▸ The request
Make an exact copy of the entries below.

▸ Data in this exercise

— Begin —

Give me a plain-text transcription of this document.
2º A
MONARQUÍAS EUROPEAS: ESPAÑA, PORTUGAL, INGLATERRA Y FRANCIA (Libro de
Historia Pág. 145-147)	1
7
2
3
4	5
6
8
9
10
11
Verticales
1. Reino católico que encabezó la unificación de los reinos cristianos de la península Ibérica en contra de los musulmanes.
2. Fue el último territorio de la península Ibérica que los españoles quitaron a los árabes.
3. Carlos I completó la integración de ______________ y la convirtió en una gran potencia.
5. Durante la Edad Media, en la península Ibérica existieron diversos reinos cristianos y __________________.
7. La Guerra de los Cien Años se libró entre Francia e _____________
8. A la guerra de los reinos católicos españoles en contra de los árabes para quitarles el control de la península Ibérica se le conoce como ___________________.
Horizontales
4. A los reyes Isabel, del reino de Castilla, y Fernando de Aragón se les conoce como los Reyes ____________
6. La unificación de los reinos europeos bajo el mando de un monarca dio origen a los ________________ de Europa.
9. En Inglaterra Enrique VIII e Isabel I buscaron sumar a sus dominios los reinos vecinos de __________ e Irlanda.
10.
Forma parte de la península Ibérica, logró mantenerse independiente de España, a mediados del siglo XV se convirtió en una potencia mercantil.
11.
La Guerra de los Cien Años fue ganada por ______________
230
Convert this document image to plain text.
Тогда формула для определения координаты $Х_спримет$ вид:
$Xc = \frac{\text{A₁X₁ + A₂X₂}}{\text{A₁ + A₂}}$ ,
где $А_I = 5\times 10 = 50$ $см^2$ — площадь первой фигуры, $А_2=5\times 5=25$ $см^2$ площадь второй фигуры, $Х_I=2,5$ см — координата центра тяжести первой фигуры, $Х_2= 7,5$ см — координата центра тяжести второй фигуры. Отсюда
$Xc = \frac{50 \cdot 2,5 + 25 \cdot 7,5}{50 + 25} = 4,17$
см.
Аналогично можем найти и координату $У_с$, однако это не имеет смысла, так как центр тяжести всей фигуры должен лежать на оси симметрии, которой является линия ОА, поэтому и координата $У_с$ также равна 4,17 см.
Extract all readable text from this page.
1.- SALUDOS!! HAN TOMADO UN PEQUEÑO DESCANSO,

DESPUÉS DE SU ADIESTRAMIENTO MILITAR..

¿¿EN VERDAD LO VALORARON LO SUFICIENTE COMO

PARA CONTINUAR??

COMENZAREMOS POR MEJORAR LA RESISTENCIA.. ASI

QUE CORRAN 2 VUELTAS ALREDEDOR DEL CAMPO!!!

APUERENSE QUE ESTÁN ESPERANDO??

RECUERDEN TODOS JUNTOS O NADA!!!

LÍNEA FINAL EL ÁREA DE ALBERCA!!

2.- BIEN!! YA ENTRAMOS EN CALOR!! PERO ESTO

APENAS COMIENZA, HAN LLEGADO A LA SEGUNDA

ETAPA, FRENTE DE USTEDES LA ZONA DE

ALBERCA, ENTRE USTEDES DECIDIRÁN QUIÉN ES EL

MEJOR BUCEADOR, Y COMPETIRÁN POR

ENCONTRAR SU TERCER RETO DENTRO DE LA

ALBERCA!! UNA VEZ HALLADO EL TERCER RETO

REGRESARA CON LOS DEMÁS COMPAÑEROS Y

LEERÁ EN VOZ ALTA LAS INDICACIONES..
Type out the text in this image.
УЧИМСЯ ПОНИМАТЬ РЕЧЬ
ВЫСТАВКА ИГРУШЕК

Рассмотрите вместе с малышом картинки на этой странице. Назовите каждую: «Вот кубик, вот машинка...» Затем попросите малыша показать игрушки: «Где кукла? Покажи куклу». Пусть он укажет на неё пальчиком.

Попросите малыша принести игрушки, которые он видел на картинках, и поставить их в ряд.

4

— End —

▸ Exercise response
Give me a plain-text transcription of this document.
2º A
MONARQUÍAS EUROPEAS: ESPAÑA, PORTUGAL, INGLATERRA Y FRANCIA (Libro de
Historia Pág. 145-147)	1
7
2
3
4	5
6
8
9
10
11
Verticales
1. Reino católico que encabezó la unificación de los reinos cristianos de la península Ibérica en contra de los musulmanes.
2. Fue el último territorio de la península Ibérica que los españoles quitaron a los árabes.
3. Carlos I completó la integración de ______________ y la convirtió en una gran potencia.
5. Durante la Edad Media, en la península Ibérica existieron diversos reinos cristianos y __________________.
7. La Guerra de los Cien Años se libró entre Francia e _____________
8. A la guerra de los reinos católicos españoles en contra de los árabes para quitarles el control de la península Ibérica se le conoce como ___________________.
Horizontales
4. A los reyes Isabel, del reino de Castilla, y Fernando de Aragón se les conoce como los Reyes ____________
6. La unificación de los reinos europeos bajo el mando de un monarca dio origen a los ________________ de Europa.
9. En Inglaterra Enrique VIII e Isabel I buscaron sumar a sus dominios los reinos vecinos de __________ e Irlanda.
10.
Forma parte de la península Ibérica, logró mantenerse independiente de España, a mediados del siglo XV se convirtió en una potencia mercantil.
11.
La Guerra de los Cien Años fue ganada por ______________
230
Convert this document image to plain text.
Тогда формула для определения координаты $Х_спримет$ вид:
$Xc = \frac{\text{A₁X₁ + A₂X₂}}{\text{A₁ + A₂}}$ ,
где $А_I = 5\times 10 = 50$ $см^2$ — площадь первой фигуры, $А_2=5\times 5=25$ $см^2$ площадь второй фигуры, $Х_I=2,5$ см — координата центра тяжести первой фигуры, $Х_2= 7,5$ см — координата центра тяжести второй фигуры. Отсюда
$Xc = \frac{50 \cdot 2,5 + 25 \cdot 7,5}{50 + 25} = 4,17$
см.
Аналогично можем найти и координату $У_с$, однако это не имеет смысла, так как центр тяжести всей фигуры должен лежать на оси симметрии, которой является линия ОА, поэтому и координата $У_с$ также равна 4,17 см.
Extract all readable text from this page.
1.- SALUDOS!! HAN TOMADO UN PEQUEÑO DESCANSO,

DESPUÉS DE SU ADIESTRAMIENTO MILITAR..

¿¿EN VERDAD LO VALORARON LO SUFICIENTE COMO

PARA CONTINUAR??

COMENZAREMOS POR MEJORAR LA RESISTENCIA.. ASI

QUE CORRAN 2 VUELTAS ALREDEDOR DEL CAMPO!!!

APUERENSE QUE ESTÁN ESPERANDO??

RECUERDEN TODOS JUNTOS O NADA!!!

LÍNEA FINAL EL ÁREA DE ALBERCA!!

2.- BIEN!! YA ENTRAMOS EN CALOR!! PERO ESTO

APENAS COMIENZA, HAN LLEGADO A LA SEGUNDA

ETAPA, FRENTE DE USTEDES LA ZONA DE

ALBERCA, ENTRE USTEDES DECIDIRÁN QUIÉN ES EL

MEJOR BUCEADOR, Y COMPETIRÁN POR

ENCONTRAR SU TERCER RETO DENTRO DE LA

ALBERCA!! UNA VEZ HALLADO EL TERCER RETO

REGRESARA CON LOS DEMÁS COMPAÑEROS Y

LEERÁ EN VOZ ALTA LAS INDICACIONES..
Type out the text in this image.
УЧИМСЯ ПОНИМАТЬ РЕЧЬ
ВЫСТАВКА ИГРУШЕК

Рассмотрите вместе с малышом картинки на этой странице. Назовите каждую: «Вот кубик, вот машинка...» Затем попросите малыша показать игрушки: «Где кукла? Покажи куклу». Пусть он укажет на неё пальчиком.

Попросите малыша принести игрушки, которые он видел на картинках, и поставить их в ряд.

4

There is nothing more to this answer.